[MATERIAL PROVIDED]:

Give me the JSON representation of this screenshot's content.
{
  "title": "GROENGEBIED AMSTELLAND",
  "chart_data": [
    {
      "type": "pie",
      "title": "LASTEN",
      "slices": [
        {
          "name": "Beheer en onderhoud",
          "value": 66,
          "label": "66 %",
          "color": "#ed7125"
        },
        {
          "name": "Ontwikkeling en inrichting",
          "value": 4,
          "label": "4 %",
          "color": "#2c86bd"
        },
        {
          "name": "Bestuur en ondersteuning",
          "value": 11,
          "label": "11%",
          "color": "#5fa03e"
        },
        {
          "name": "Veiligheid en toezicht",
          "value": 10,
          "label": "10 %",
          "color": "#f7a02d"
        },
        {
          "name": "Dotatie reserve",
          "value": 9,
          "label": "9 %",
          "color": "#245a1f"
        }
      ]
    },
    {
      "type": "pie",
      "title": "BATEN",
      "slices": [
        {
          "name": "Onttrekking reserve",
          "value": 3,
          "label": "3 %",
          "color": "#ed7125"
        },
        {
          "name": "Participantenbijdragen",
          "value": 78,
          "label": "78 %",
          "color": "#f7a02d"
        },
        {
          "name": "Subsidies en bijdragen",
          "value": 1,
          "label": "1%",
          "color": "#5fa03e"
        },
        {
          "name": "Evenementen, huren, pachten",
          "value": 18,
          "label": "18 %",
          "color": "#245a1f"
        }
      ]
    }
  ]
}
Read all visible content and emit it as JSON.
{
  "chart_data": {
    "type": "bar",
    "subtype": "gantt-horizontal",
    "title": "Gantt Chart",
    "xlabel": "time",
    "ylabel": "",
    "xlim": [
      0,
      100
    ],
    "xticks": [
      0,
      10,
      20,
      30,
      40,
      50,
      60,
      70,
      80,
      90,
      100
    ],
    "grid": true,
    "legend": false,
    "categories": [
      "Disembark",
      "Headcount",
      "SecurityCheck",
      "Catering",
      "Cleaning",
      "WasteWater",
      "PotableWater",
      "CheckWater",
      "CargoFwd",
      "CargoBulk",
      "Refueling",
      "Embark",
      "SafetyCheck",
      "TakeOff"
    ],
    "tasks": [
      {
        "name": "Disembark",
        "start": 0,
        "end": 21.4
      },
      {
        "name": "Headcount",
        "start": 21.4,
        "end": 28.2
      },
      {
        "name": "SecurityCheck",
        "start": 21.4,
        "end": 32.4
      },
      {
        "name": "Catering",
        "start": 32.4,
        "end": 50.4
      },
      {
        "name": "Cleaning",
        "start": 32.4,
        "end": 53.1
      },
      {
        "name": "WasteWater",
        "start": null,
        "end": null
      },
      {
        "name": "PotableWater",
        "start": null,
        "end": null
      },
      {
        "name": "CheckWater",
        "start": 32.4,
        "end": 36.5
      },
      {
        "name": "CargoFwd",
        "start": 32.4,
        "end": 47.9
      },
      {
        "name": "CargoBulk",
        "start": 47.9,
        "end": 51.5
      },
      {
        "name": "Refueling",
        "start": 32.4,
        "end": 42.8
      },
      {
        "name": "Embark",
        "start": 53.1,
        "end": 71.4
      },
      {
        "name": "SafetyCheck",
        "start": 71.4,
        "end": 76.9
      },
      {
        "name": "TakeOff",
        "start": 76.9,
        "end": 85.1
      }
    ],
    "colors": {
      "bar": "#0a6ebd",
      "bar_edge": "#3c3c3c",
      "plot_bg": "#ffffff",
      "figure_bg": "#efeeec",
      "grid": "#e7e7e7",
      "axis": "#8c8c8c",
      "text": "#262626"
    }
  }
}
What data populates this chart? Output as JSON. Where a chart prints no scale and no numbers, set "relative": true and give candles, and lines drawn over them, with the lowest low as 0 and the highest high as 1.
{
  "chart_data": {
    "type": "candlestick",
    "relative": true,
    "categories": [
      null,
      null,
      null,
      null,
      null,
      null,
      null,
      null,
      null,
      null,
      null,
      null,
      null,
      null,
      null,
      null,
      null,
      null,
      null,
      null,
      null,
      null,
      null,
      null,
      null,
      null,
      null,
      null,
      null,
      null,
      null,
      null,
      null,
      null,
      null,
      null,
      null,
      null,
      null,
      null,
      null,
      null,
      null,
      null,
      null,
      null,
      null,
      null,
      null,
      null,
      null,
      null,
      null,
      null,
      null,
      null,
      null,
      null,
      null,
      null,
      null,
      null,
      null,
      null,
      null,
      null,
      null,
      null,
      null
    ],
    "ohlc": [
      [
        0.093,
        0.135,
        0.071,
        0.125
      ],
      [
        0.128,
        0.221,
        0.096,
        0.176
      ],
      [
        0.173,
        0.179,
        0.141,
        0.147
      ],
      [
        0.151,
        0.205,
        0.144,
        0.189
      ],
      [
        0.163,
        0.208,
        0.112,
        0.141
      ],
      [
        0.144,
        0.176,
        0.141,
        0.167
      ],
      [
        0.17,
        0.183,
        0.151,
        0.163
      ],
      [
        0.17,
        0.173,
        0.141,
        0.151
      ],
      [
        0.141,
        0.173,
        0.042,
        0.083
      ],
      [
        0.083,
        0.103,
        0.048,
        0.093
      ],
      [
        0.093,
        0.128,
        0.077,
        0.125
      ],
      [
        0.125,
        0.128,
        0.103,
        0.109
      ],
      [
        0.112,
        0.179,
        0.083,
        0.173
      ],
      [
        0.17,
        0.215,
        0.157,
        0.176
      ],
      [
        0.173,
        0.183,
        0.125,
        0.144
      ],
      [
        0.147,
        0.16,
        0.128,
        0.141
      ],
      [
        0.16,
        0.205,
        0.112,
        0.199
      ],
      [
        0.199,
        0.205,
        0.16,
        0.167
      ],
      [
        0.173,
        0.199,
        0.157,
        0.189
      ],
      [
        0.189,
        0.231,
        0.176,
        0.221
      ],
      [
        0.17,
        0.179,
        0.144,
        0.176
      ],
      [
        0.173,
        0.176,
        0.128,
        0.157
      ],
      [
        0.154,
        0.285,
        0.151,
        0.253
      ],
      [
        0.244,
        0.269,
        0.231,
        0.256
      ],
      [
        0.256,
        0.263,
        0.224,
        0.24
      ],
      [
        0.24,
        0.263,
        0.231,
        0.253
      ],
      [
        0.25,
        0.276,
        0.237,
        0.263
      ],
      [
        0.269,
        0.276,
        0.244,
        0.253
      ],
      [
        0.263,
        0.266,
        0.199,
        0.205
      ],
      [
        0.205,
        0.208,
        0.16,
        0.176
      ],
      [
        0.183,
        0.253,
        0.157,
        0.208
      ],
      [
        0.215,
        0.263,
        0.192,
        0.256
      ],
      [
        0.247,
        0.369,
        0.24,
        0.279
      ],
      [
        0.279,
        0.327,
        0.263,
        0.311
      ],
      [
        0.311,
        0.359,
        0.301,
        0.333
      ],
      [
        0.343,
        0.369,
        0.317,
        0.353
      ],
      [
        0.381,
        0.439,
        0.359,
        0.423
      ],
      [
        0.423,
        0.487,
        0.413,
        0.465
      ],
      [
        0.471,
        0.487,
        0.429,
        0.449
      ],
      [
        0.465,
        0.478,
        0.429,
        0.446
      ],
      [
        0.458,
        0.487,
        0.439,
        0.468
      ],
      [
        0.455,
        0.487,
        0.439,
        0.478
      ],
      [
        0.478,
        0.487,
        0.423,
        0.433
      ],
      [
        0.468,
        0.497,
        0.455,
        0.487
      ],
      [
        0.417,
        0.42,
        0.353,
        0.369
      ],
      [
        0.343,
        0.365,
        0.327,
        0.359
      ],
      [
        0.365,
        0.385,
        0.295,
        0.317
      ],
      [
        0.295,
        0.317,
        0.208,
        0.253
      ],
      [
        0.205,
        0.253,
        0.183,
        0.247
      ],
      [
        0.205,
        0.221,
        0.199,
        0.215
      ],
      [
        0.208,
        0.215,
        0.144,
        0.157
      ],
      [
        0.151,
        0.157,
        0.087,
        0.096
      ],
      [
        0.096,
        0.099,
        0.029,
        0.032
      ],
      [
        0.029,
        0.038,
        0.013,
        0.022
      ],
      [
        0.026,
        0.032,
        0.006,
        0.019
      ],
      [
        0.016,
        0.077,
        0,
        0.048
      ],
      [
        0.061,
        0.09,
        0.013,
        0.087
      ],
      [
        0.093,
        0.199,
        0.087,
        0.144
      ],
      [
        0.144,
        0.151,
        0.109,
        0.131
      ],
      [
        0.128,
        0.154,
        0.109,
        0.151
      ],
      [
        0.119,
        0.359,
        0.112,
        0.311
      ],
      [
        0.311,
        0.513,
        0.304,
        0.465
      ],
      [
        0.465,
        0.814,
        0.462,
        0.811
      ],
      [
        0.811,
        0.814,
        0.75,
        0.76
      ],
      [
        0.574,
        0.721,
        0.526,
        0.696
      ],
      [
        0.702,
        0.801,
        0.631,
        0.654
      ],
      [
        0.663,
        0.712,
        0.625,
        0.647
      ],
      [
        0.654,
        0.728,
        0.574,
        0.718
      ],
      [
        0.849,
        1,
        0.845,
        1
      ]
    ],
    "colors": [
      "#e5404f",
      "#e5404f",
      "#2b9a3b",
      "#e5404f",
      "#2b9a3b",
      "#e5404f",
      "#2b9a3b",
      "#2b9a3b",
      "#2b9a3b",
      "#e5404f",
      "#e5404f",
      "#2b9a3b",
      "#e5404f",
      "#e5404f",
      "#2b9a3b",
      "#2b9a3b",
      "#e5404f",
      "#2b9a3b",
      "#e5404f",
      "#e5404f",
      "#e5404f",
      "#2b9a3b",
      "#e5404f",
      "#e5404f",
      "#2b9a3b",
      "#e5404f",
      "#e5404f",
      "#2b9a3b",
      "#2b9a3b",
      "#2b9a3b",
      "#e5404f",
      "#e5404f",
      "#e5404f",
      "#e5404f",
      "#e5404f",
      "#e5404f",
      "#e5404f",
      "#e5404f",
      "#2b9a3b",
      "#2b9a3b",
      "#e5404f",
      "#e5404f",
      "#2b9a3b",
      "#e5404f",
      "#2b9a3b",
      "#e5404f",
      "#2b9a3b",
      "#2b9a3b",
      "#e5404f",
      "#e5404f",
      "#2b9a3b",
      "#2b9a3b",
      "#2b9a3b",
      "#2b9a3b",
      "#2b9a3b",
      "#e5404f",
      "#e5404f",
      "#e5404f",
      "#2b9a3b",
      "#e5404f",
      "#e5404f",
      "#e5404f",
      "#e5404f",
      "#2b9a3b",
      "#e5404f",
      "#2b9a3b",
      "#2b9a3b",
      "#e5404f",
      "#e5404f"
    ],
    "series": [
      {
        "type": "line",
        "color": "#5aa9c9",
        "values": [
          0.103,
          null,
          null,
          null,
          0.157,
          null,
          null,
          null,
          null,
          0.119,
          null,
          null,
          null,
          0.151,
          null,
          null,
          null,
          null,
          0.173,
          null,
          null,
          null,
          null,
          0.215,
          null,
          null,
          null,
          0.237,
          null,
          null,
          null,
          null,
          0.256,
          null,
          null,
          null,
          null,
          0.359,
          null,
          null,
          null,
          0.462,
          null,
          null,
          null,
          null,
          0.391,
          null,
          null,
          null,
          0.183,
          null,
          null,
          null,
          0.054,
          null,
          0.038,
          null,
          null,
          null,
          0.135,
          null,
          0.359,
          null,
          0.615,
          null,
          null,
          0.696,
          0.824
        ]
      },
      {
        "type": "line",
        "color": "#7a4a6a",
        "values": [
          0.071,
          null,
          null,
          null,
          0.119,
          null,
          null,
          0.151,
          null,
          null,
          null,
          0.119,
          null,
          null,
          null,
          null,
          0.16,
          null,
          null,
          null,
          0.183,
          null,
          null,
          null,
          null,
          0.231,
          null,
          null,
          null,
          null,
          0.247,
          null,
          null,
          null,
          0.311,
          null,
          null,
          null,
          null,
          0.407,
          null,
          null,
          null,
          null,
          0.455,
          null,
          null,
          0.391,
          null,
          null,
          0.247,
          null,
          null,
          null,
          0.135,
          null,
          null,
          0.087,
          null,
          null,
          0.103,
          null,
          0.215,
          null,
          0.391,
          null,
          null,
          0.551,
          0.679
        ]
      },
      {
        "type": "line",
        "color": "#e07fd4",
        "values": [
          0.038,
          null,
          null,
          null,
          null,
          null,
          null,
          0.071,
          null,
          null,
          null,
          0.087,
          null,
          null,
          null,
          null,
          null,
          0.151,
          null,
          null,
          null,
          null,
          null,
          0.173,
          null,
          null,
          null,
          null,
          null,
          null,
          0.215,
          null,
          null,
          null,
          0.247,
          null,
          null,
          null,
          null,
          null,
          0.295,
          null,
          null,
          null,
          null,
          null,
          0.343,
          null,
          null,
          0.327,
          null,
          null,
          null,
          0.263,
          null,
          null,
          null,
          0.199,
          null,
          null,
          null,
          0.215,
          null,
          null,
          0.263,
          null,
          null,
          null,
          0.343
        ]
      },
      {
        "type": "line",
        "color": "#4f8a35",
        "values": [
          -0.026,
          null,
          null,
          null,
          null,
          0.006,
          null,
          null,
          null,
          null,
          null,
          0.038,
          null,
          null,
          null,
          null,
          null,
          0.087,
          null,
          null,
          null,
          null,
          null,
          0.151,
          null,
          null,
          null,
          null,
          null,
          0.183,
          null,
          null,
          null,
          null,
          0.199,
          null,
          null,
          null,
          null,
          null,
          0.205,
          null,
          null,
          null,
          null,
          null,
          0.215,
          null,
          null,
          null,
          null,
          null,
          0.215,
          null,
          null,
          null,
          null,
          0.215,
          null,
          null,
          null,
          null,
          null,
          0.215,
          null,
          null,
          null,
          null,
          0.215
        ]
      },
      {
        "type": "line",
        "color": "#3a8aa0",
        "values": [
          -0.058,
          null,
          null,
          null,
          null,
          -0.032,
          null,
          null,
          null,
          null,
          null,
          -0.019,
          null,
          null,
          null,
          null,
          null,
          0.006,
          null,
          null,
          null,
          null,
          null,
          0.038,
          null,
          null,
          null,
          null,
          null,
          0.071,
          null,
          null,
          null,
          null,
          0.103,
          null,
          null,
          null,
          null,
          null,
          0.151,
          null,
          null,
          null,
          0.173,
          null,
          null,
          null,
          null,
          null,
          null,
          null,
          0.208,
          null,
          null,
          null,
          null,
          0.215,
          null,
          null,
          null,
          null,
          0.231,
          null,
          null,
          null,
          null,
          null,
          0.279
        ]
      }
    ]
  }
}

[OBJECTIVE]: Extract every line containing the string "true" from the data above.

[EXERCISE RESPONSE]:
    "grid": true,
What data populates this chart? Output as JSON. Where a chart prints no scale and no numbers, set "relative": true and give candles, and lines drawn over them, with the lowest low as 0 and the highest high as 1.
    "relative": true,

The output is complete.